# [TASK STATEMENT]
Format the part of the entries that opens with the line containing "navigation-bar: Work out" and closes with the line containing "list-item-calf[interactable]: Calf: [186, 992, 514, 1054]" as a JSON list of strings, one string per line and no blank lines. Include only those lines.

# [SOURCE RECORDS]
• • • • • • •
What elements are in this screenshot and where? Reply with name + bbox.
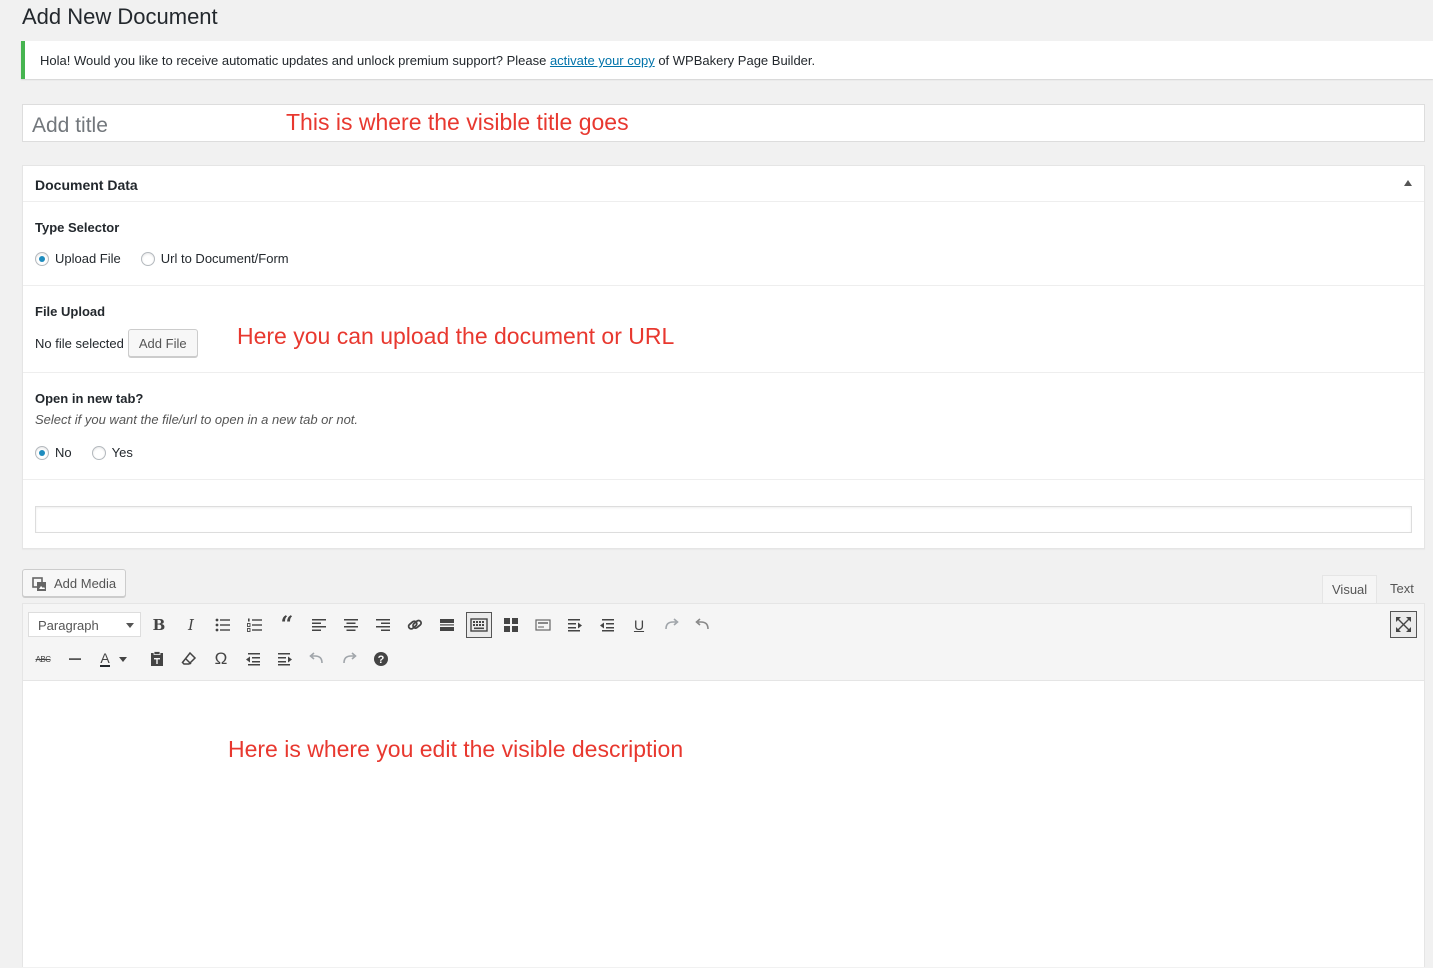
radio-upload-file-control[interactable]	[35, 251, 49, 266]
radio-yes[interactable]: Yes	[91, 445, 133, 460]
update-notice: Hola! Would you like to receive automati…	[21, 41, 1433, 79]
fullscreen-icon[interactable]	[1390, 611, 1417, 638]
chevron-down-icon	[119, 657, 127, 662]
bold-icon[interactable]: B	[147, 613, 171, 637]
special-character-icon[interactable]: Ω	[209, 647, 233, 671]
file-upload-field: File Upload	[35, 304, 105, 319]
type-selector-label: Type Selector	[35, 220, 120, 235]
add-media-icon	[32, 576, 47, 591]
description-annotation: Here is where you edit the visible descr…	[228, 736, 684, 762]
radio-no-label: No	[55, 445, 72, 460]
text-color-icon[interactable]: A	[93, 647, 127, 671]
radio-upload-file[interactable]: Upload File	[35, 251, 121, 266]
undo-icon[interactable]	[691, 613, 715, 637]
toolbar-toggle-icon[interactable]	[466, 612, 492, 638]
file-status: No file selected	[35, 335, 124, 351]
indent-icon[interactable]	[563, 613, 587, 637]
indent-icon[interactable]	[273, 647, 297, 671]
editor-content-area[interactable]	[23, 680, 1424, 968]
extra-input[interactable]	[35, 506, 1412, 533]
divider	[23, 479, 1424, 480]
outdent-icon[interactable]	[241, 647, 265, 671]
activate-link[interactable]: activate your copy	[550, 53, 655, 68]
align-right-icon[interactable]	[371, 613, 395, 637]
divider	[23, 372, 1424, 373]
align-left-icon[interactable]	[307, 613, 331, 637]
outdent-icon[interactable]	[595, 613, 619, 637]
template-icon[interactable]	[531, 613, 555, 637]
add-media-label: Add Media	[54, 575, 117, 591]
type-selector-options: Upload File Url to Document/Form	[35, 251, 309, 266]
radio-url-document-control[interactable]	[140, 251, 155, 266]
clear-format-icon[interactable]	[177, 647, 201, 671]
file-upload-row: No file selected Add File	[35, 329, 198, 357]
strikethrough-icon[interactable]: ABC	[31, 647, 55, 671]
align-center-icon[interactable]	[339, 613, 363, 637]
title-field-wrapper	[22, 104, 1425, 142]
svg-text:?: ?	[378, 654, 385, 666]
radio-no[interactable]: No	[35, 445, 72, 460]
add-file-button[interactable]: Add File	[127, 329, 198, 357]
radio-yes-control[interactable]	[91, 445, 106, 460]
new-tab-field: Open in new tab? Select if you want the …	[35, 391, 358, 427]
new-tab-options: No Yes	[35, 445, 153, 460]
numbered-list-icon[interactable]	[243, 613, 267, 637]
format-select-value: Paragraph	[38, 618, 99, 633]
divider	[23, 285, 1424, 286]
radio-yes-label: Yes	[111, 445, 133, 460]
notice-text-end: of WPBakery Page Builder.	[654, 53, 816, 68]
new-tab-label: Open in new tab?	[35, 391, 144, 406]
upload-annotation: Here you can upload the document or URL	[237, 323, 675, 349]
document-data-box: Document Data Type Selector Upload File …	[22, 165, 1425, 549]
title-annotation: This is where the visible title goes	[286, 109, 629, 135]
tab-text[interactable]: Text	[1381, 575, 1426, 604]
format-select[interactable]: Paragraph	[28, 612, 141, 637]
italic-icon[interactable]: I	[179, 613, 203, 637]
bullet-list-icon[interactable]	[211, 613, 235, 637]
blockquote-icon[interactable]: “	[275, 612, 299, 638]
paste-text-icon[interactable]	[145, 647, 169, 671]
page-title: Add New Document	[22, 4, 218, 29]
file-upload-label: File Upload	[35, 304, 106, 319]
radio-no-control[interactable]	[35, 445, 49, 460]
tab-visual[interactable]: Visual	[1322, 575, 1377, 604]
redo-icon[interactable]	[337, 647, 361, 671]
document-data-heading: Document Data	[35, 177, 138, 193]
editor-toolbar: Paragraph B I “ U ABC A Ω ?	[23, 604, 1424, 681]
horizontal-line-icon[interactable]	[63, 647, 87, 671]
read-more-icon[interactable]	[435, 613, 459, 637]
title-input[interactable]	[23, 105, 1424, 141]
content-editor: Paragraph B I “ U ABC A Ω ?	[22, 603, 1425, 967]
radio-url-document-label: Url to Document/Form	[160, 251, 289, 266]
radio-url-document[interactable]: Url to Document/Form	[140, 251, 289, 266]
new-tab-description: Select if you want the file/url to open …	[35, 412, 359, 427]
underline-icon[interactable]: U	[627, 613, 651, 637]
link-icon[interactable]	[403, 613, 427, 637]
help-icon[interactable]: ?	[369, 647, 393, 671]
redo-icon[interactable]	[659, 613, 683, 637]
chevron-down-icon	[126, 623, 134, 628]
add-media-button[interactable]: Add Media	[22, 569, 126, 597]
type-selector-field: Type Selector	[35, 220, 119, 235]
shortcode-grid-icon[interactable]	[499, 613, 523, 637]
document-data-header[interactable]: Document Data	[23, 166, 1424, 202]
undo-icon[interactable]	[305, 647, 329, 671]
radio-upload-file-label: Upload File	[55, 251, 121, 266]
notice-text: Hola! Would you like to receive automati…	[40, 53, 550, 68]
collapse-arrow-icon[interactable]	[1404, 180, 1412, 186]
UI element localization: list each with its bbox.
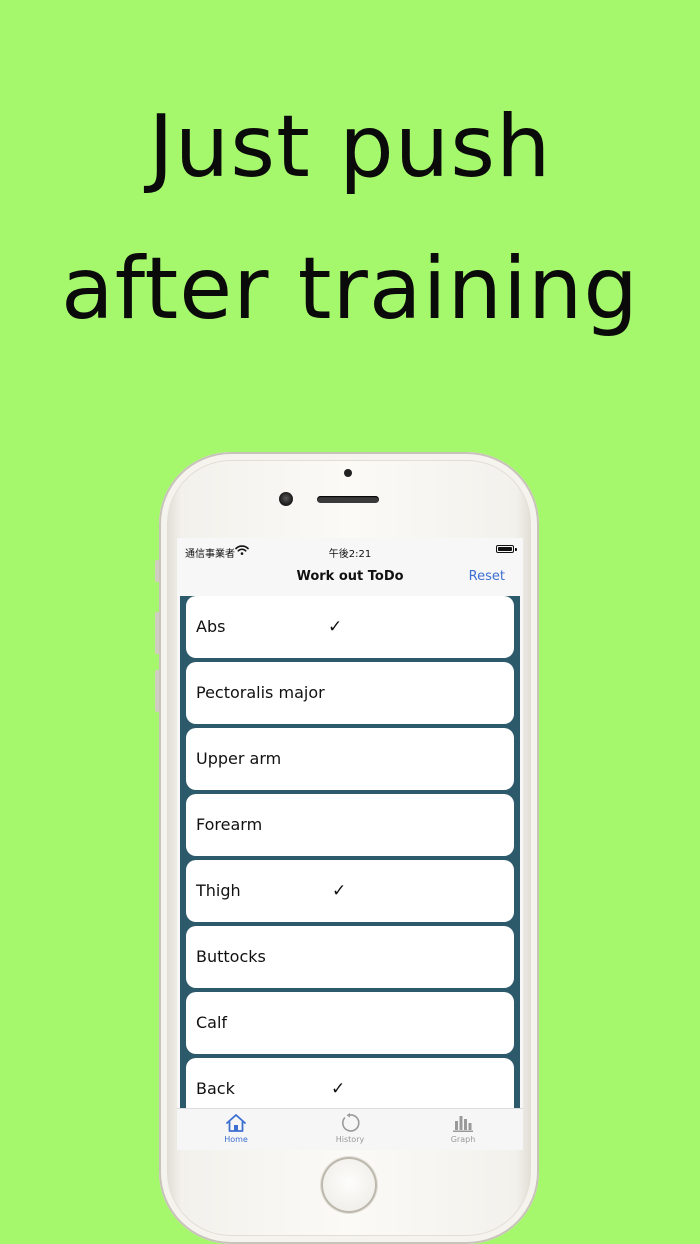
navigation-bar: Work out ToDo Reset: [177, 564, 523, 596]
tab-label: Home: [224, 1135, 248, 1144]
list-item-abs[interactable]: Abs ✓: [186, 596, 514, 658]
checkmark-icon: ✓: [331, 1079, 346, 1099]
list-item-upper-arm[interactable]: Upper arm: [186, 728, 514, 790]
list-item-calf[interactable]: Calf: [186, 992, 514, 1054]
battery-tip: [515, 548, 517, 551]
headline-line-2: after training: [61, 239, 639, 339]
list-item-pectoralis-major[interactable]: Pectoralis major: [186, 662, 514, 724]
list-item-thigh[interactable]: Thigh ✓: [186, 860, 514, 922]
list-item-forearm[interactable]: Forearm: [186, 794, 514, 856]
tab-home[interactable]: Home: [196, 1109, 276, 1150]
list-item-label: Thigh: [196, 881, 241, 900]
checkmark-icon: ✓: [328, 617, 343, 637]
home-icon: [226, 1114, 246, 1132]
history-icon: [342, 1113, 360, 1132]
graph-icon: [453, 1116, 473, 1132]
tab-label: History: [335, 1135, 365, 1144]
status-time: 午後2:21: [328, 549, 372, 560]
list-item-label: Calf: [196, 1013, 228, 1032]
phone-screen: 通信事業者 午後2:21 Work out ToDo Reset Abs ✓ P…: [177, 538, 523, 1150]
home-button[interactable]: [321, 1157, 377, 1213]
list-item-label: Forearm: [196, 815, 263, 834]
tab-label: Graph: [450, 1135, 476, 1144]
list-item-label: Buttocks: [196, 947, 266, 966]
list-item-label: Back: [196, 1079, 235, 1098]
proximity-sensor: [344, 469, 352, 477]
list-item-label: Upper arm: [196, 749, 282, 768]
checkmark-icon: ✓: [332, 881, 347, 901]
headline-line-1: Just push: [148, 97, 552, 197]
list-item-back[interactable]: Back ✓: [186, 1058, 514, 1108]
status-bar: 通信事業者 午後2:21: [177, 538, 523, 564]
list-item-buttocks[interactable]: Buttocks: [186, 926, 514, 988]
tab-bar: Home History Graph: [177, 1108, 523, 1150]
battery-icon: [496, 545, 514, 553]
tab-graph[interactable]: Graph: [423, 1109, 503, 1150]
earpiece-speaker: [317, 496, 379, 503]
reset-button[interactable]: Reset: [469, 569, 505, 584]
front-camera: [279, 492, 293, 506]
workout-list[interactable]: Abs ✓ Pectoralis major Upper arm Forearm…: [180, 596, 520, 1108]
list-item-label: Abs: [196, 617, 226, 636]
tab-history[interactable]: History: [310, 1109, 390, 1150]
list-item-label: Pectoralis major: [196, 683, 325, 702]
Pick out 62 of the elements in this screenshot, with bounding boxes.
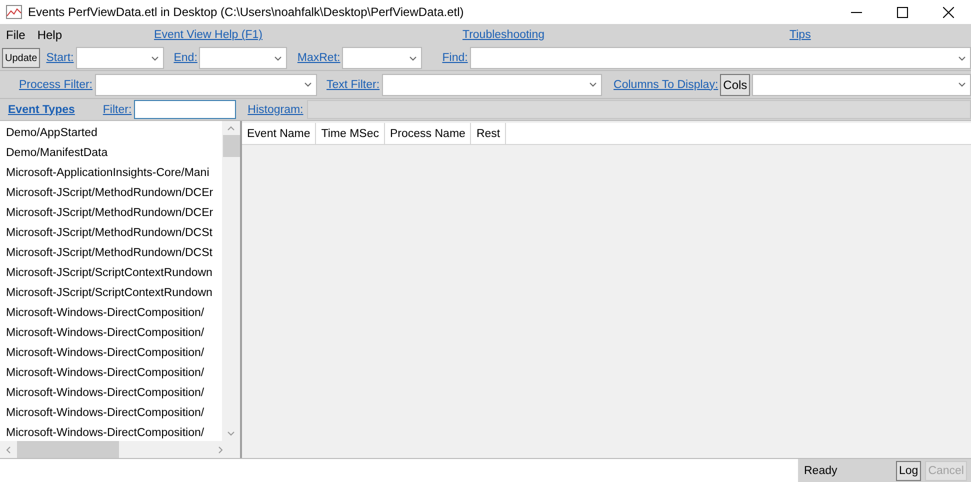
• • • • • • •
# [OUTPUT FOR THIS EXERCISE]
[
  "navigation-bar: Work out ToDo Reset: [177, 564, 523, 596]",
  "tab-label: Home: [224, 1135, 248, 1144]",
  "list-item-abs[interactable]: Abs ✓: [186, 596, 514, 658]",
  "checkmark-icon: ✓: [331, 1079, 346, 1099]",
  "list-item-upper-arm[interactable]: Upper arm: [186, 728, 514, 790]",
  "list-item-calf[interactable]: Calf: [186, 992, 514, 1054]"
]